Extracted records:
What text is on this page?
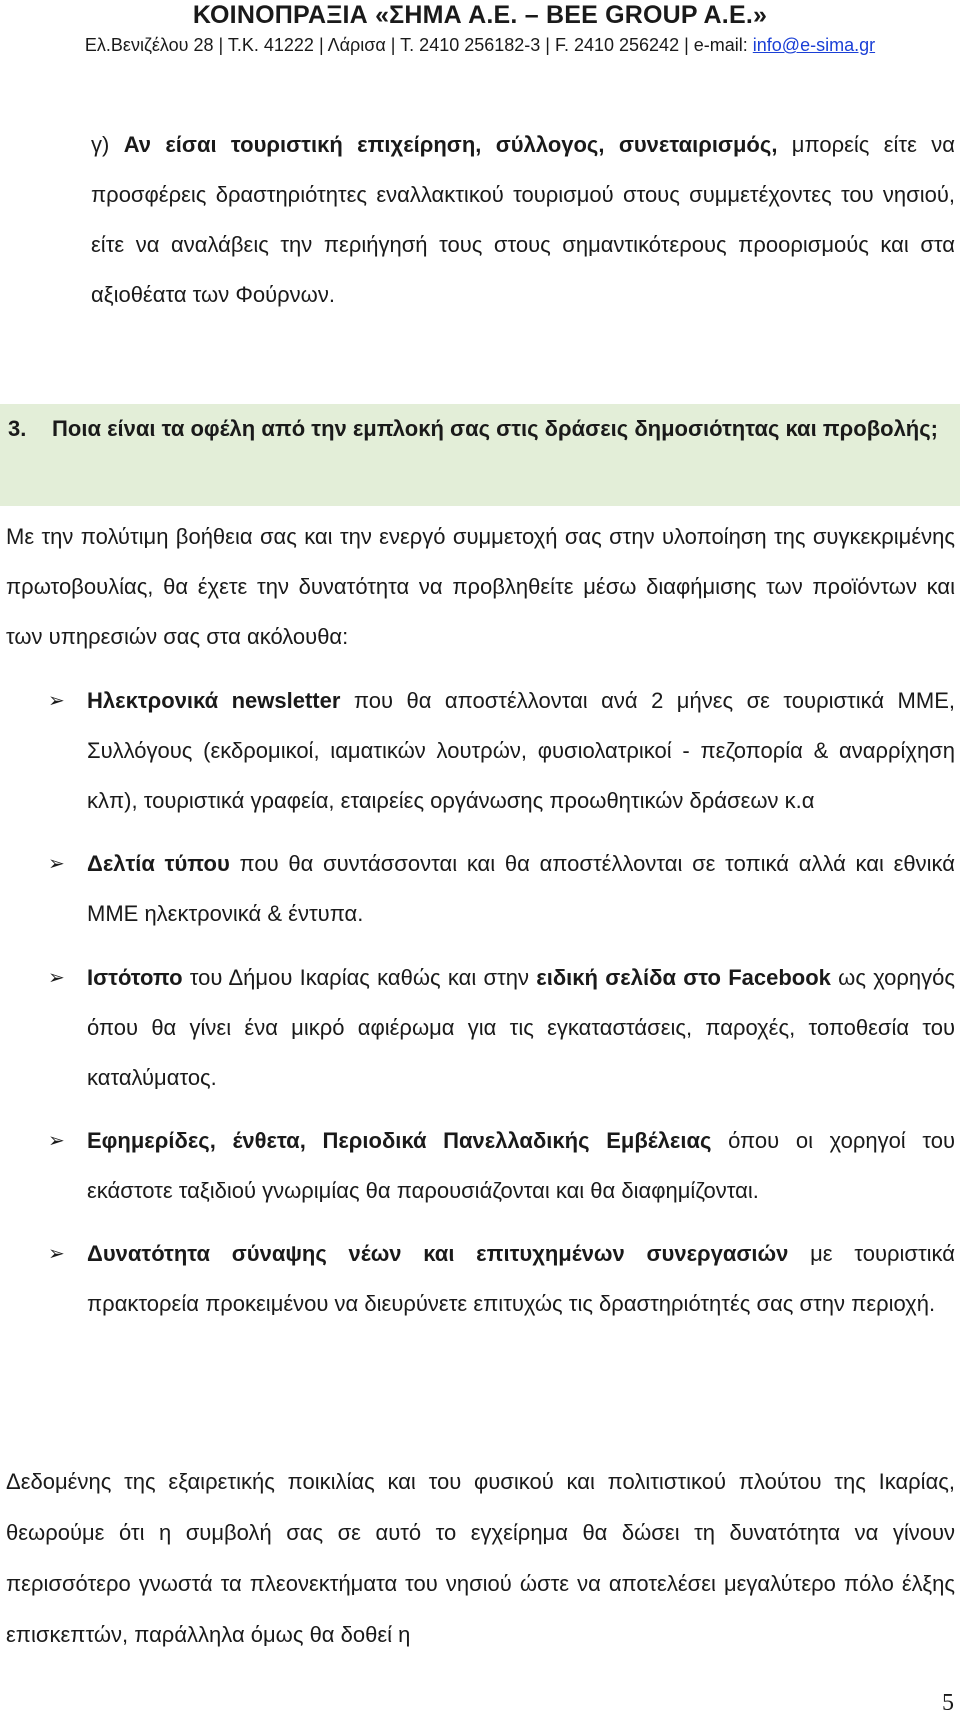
ΚΟΙΝΟΠΡΑΞΙΑ «ΣΗΜΑ Α.Ε. – ΒΕΕ GROUP A.E.»
Ελ.Βενιζέλου 28 | Τ.Κ. 41222 | Λάρισα | Τ. 2410 256182-3 | F. 2410 256242 | e-mail: info@e-sima.gr
γ) Αν είσαι τουριστική επιχείρηση, σύλλογος, συνεταιρισμός, μπορείς είτε να προσφέρεις δραστηριότητες εναλλακτικού τουρισμού στους συμμετέχοντες του νησιού, είτε να αναλάβεις την περιήγησή τους στους σημαντικότερους προορισμούς και στα αξιοθέατα των Φούρνων.
3. Ποια είναι τα οφέλη από την εμπλοκή σας στις δράσεις δημοσιότητας και προβολής;
Με την πολύτιμη βοήθεια σας και την ενεργό συμμετοχή σας στην υλοποίηση της συγκεκριμένης πρωτοβουλίας, θα έχετε την δυνατότητα να προβληθείτε μέσω διαφήμισης των προϊόντων και των υπηρεσιών σας στα ακόλουθα:
➢ Ηλεκτρονικά newsletter που θα αποστέλλονται ανά 2 μήνες σε τουριστικά ΜΜΕ, Συλλόγους (εκδρομικοί, ιαματικών λουτρών, φυσιολατρικοί - πεζοπορία & αναρρίχηση κλπ), τουριστικά γραφεία, εταιρείες οργάνωσης προωθητικών δράσεων κ.α
➢ Δελτία τύπου που θα συντάσσονται και θα αποστέλλονται σε τοπικά αλλά και εθνικά ΜΜΕ ηλεκτρονικά & έντυπα.
➢ Ιστότοπο του Δήμου Ικαρίας καθώς και στην ειδική σελίδα στο Facebook ως χορηγός όπου θα γίνει ένα μικρό αφιέρωμα για τις εγκαταστάσεις, παροχές, τοποθεσία του καταλύματος.
➢ Εφημερίδες, ένθετα, Περιοδικά Πανελλαδικής Εμβέλειας όπου οι χορηγοί του εκάστοτε ταξιδιού γνωριμίας θα παρουσιάζονται και θα διαφημίζονται.
➢ Δυνατότητα σύναψης νέων και επιτυχημένων συνεργασιών με τουριστικά πρακτορεία προκειμένου να διευρύνετε επιτυχώς τις δραστηριότητές σας στην περιοχή.
Δεδομένης της εξαιρετικής ποικιλίας και του φυσικού και πολιτιστικού πλούτου της Ικαρίας, θεωρούμε ότι η συμβολή σας σε αυτό το εγχείρημα θα δώσει τη δυνατότητα να γίνουν περισσότερο γνωστά τα πλεονεκτήματα του νησιού ώστε να αποτελέσει μεγαλύτερο πόλο έλξης επισκεπτών, παράλληλα όμως θα δοθεί η
5
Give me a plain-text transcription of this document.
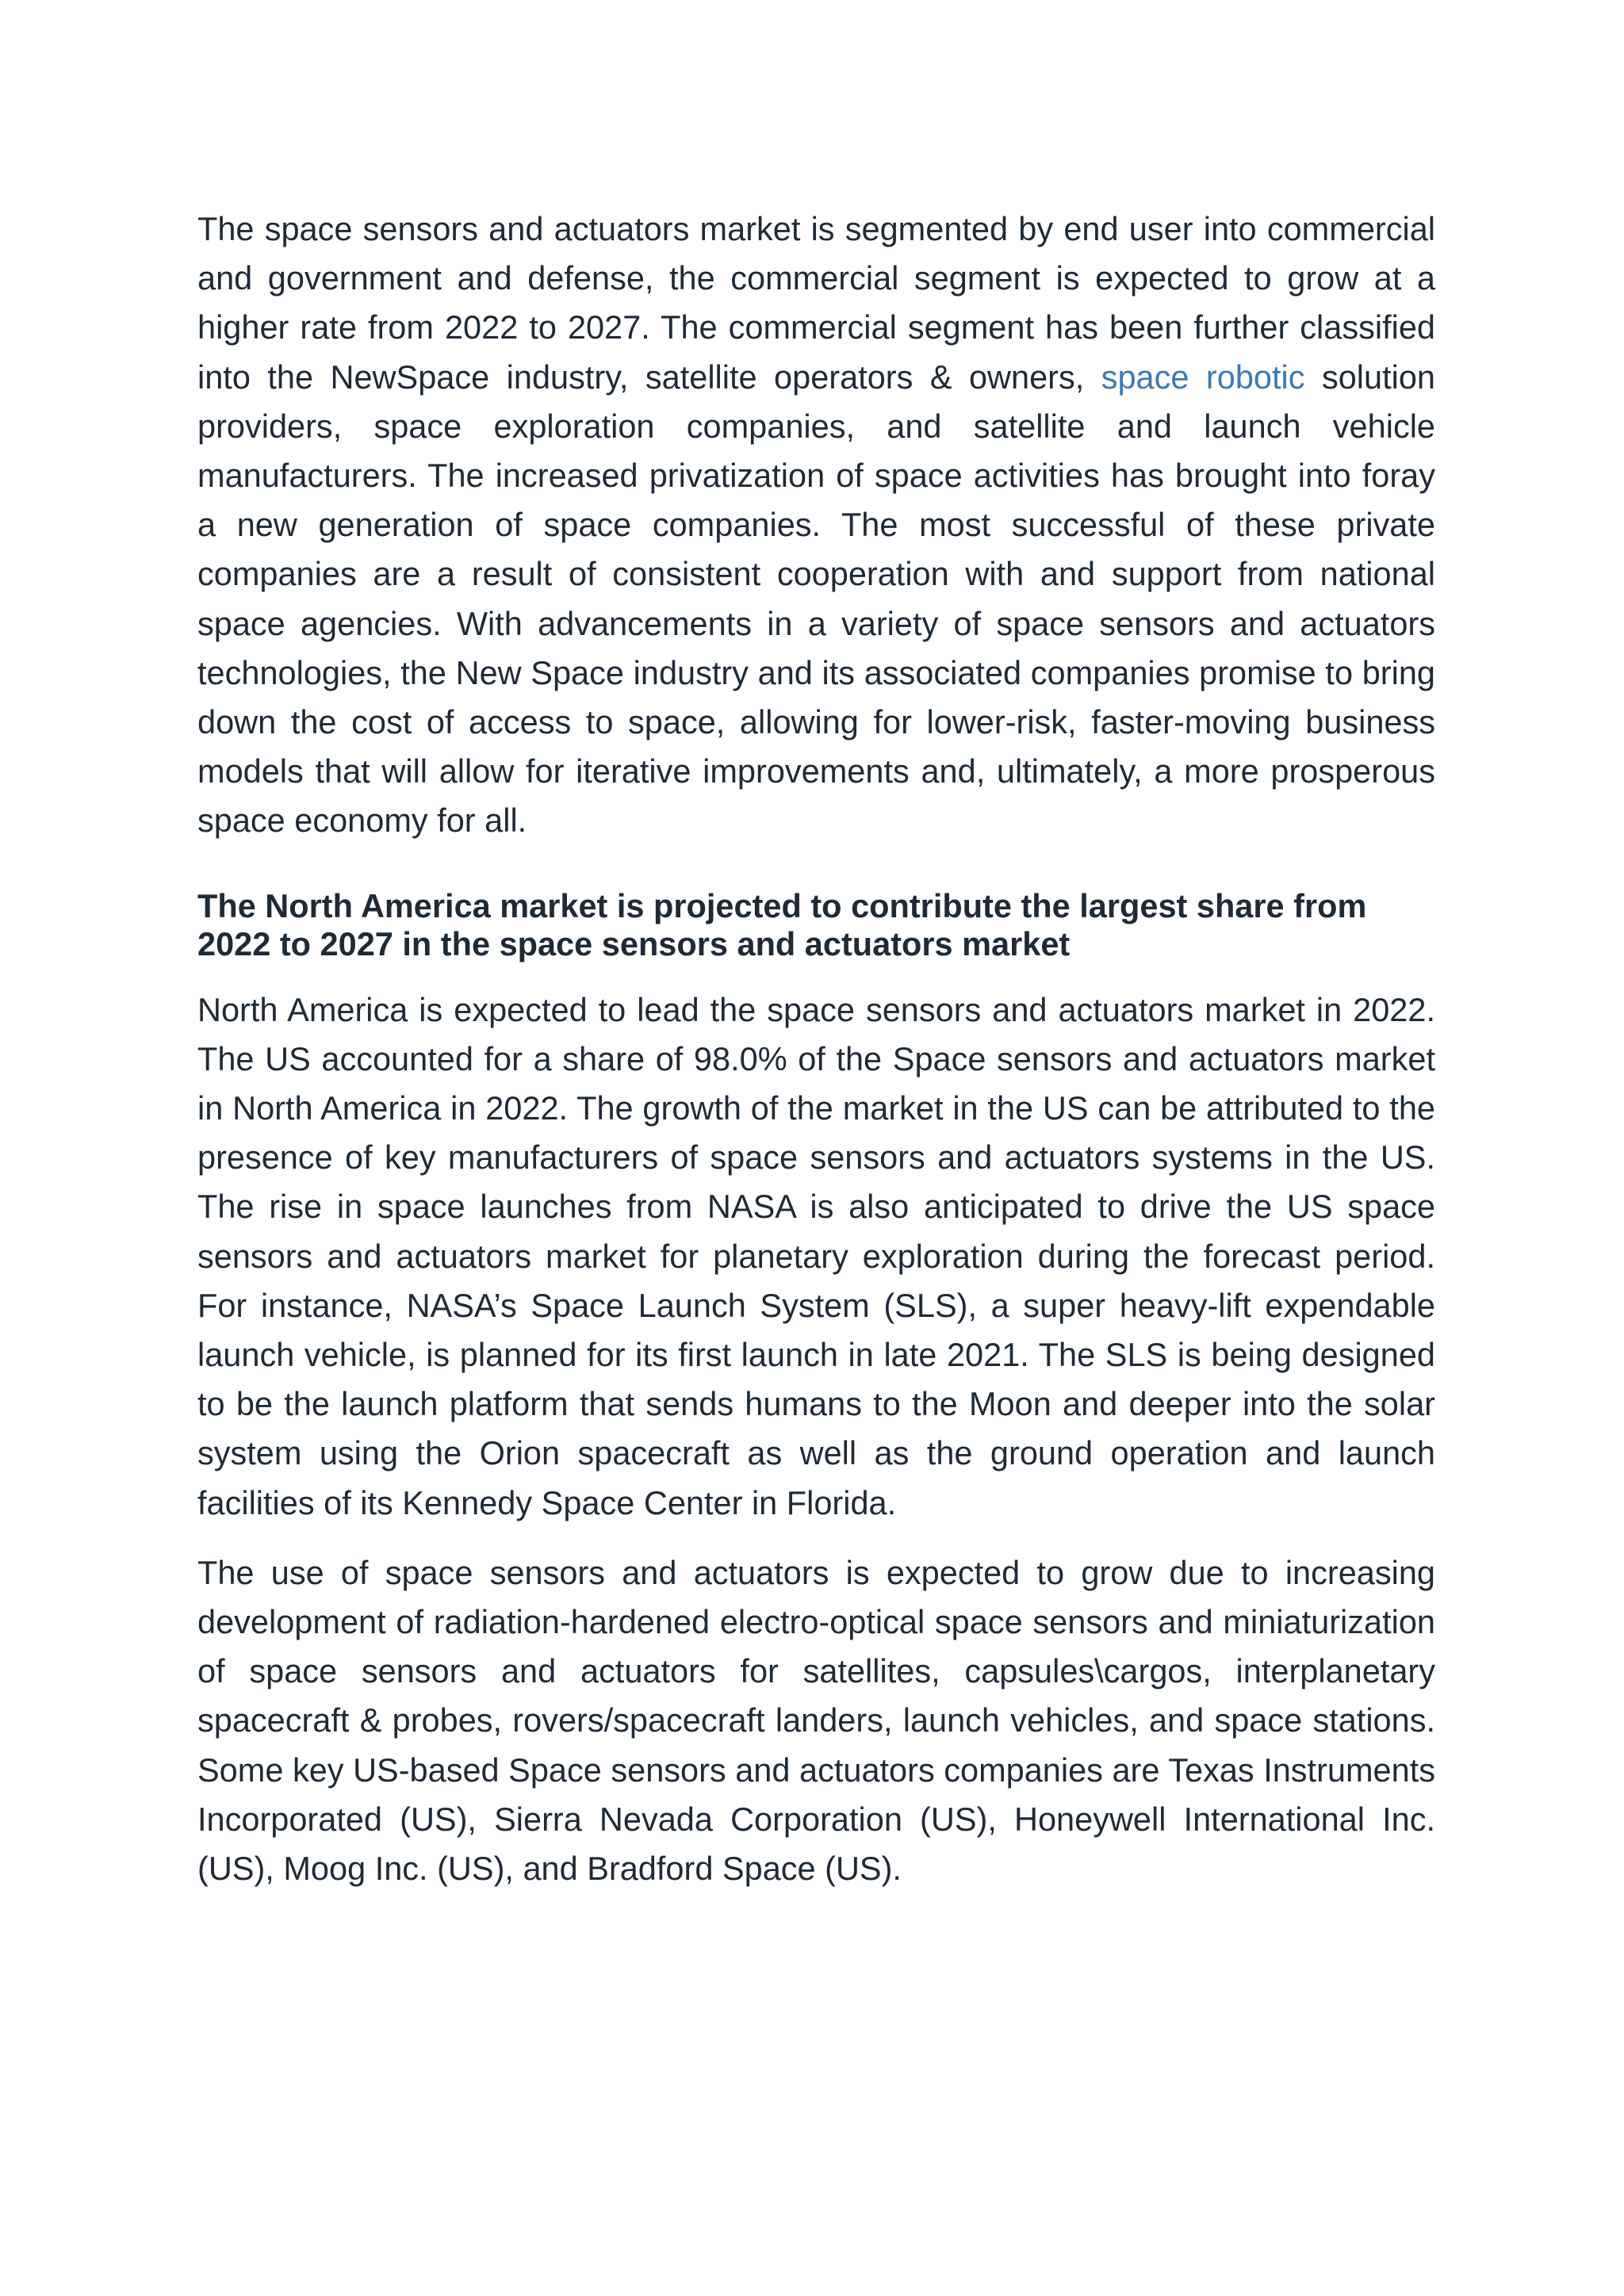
The space sensors and actuators market is segmented by end user into commercial and government and defense, the commercial segment is expected to grow at a higher rate from 2022 to 2027. The commercial segment has been further classified into the NewSpace industry, satellite operators & owners, space robotic solution providers, space exploration companies, and satellite and launch vehicle manufacturers. The increased privatization of space activities has brought into foray a new generation of space companies. The most successful of these private companies are a result of consistent cooperation with and support from national space agencies. With advancements in a variety of space sensors and actuators technologies, the New Space industry and its associated companies promise to bring down the cost of access to space, allowing for lower-risk, faster-moving business models that will allow for iterative improvements and, ultimately, a more prosperous space economy for all.

The North America market is projected to contribute the largest share from 2022 to 2027 in the space sensors and actuators market

North America is expected to lead the space sensors and actuators market in 2022. The US accounted for a share of 98.0% of the Space sensors and actuators market in North America in 2022. The growth of the market in the US can be attributed to the presence of key manufacturers of space sensors and actuators systems in the US. The rise in space launches from NASA is also anticipated to drive the US space sensors and actuators market for planetary exploration during the forecast period. For instance, NASA’s Space Launch System (SLS), a super heavy-lift expendable launch vehicle, is planned for its first launch in late 2021. The SLS is being designed to be the launch platform that sends humans to the Moon and deeper into the solar system using the Orion spacecraft as well as the ground operation and launch facilities of its Kennedy Space Center in Florida.

The use of space sensors and actuators is expected to grow due to increasing development of radiation-hardened electro-optical space sensors and miniaturization of space sensors and actuators for satellites, capsules\cargos, interplanetary spacecraft & probes, rovers/spacecraft landers, launch vehicles, and space stations. Some key US-based Space sensors and actuators companies are Texas Instruments Incorporated (US), Sierra Nevada Corporation (US), Honeywell International Inc. (US), Moog Inc. (US), and Bradford Space (US).
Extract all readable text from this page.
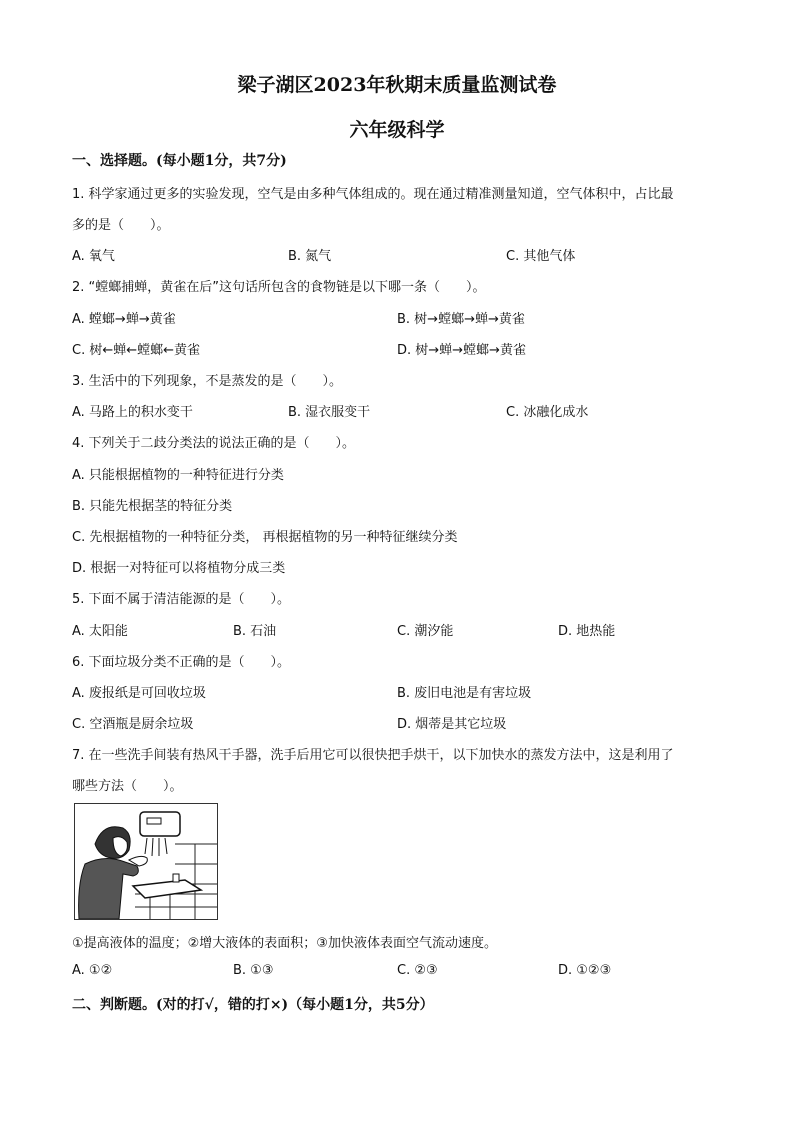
梁子湖区2023年秋期末质量监测试卷
六年级科学
一、选择题。(每小题1分，共7分)
1. 科学家通过更多的实验发现，空气是由多种气体组成的。现在通过精准测量知道，空气体积中，占比最
多的是（　　）。
A. 氧气	B. 氮气	C. 其他气体
2. “螳螂捕蝉，黄雀在后”这句话所包含的食物链是以下哪一条（　　）。
A. 螳螂→蝉→黄雀	B. 树→螳螂→蝉→黄雀
C. 树←蝉←螳螂←黄雀	D. 树→蝉→螳螂→黄雀
3. 生活中的下列现象，不是蒸发的是（　　）。
A. 马路上的积水变干	B. 湿衣服变干	C. 冰融化成水
4. 下列关于二歧分类法的说法正确的是（　　）。
A. 只能根据植物的一种特征进行分类
B. 只能先根据茎的特征分类
C. 先根据植物的一种特征分类， 再根据植物的另一种特征继续分类
D. 根据一对特征可以将植物分成三类
5. 下面不属于清洁能源的是（　　）。
A. 太阳能	B. 石油	C. 潮汐能	D. 地热能
6. 下面垃圾分类不正确的是（　　）。
A. 废报纸是可回收垃圾	B. 废旧电池是有害垃圾
C. 空酒瓶是厨余垃圾	D. 烟蒂是其它垃圾
7. 在一些洗手间装有热风干手器，洗手后用它可以很快把手烘干，以下加快水的蒸发方法中，这是利用了
哪些方法（　　）。
①提高液体的温度；②增大液体的表面积；③加快液体表面空气流动速度。
A. ①②	B. ①③	C. ②③	D. ①②③
二、判断题。(对的打√，错的打×)（每小题1分，共5分）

Set task
Go through the preceding material and copy each line that has the word "page".

Problem solution
What text is on this page?
Extract all readable text from this page.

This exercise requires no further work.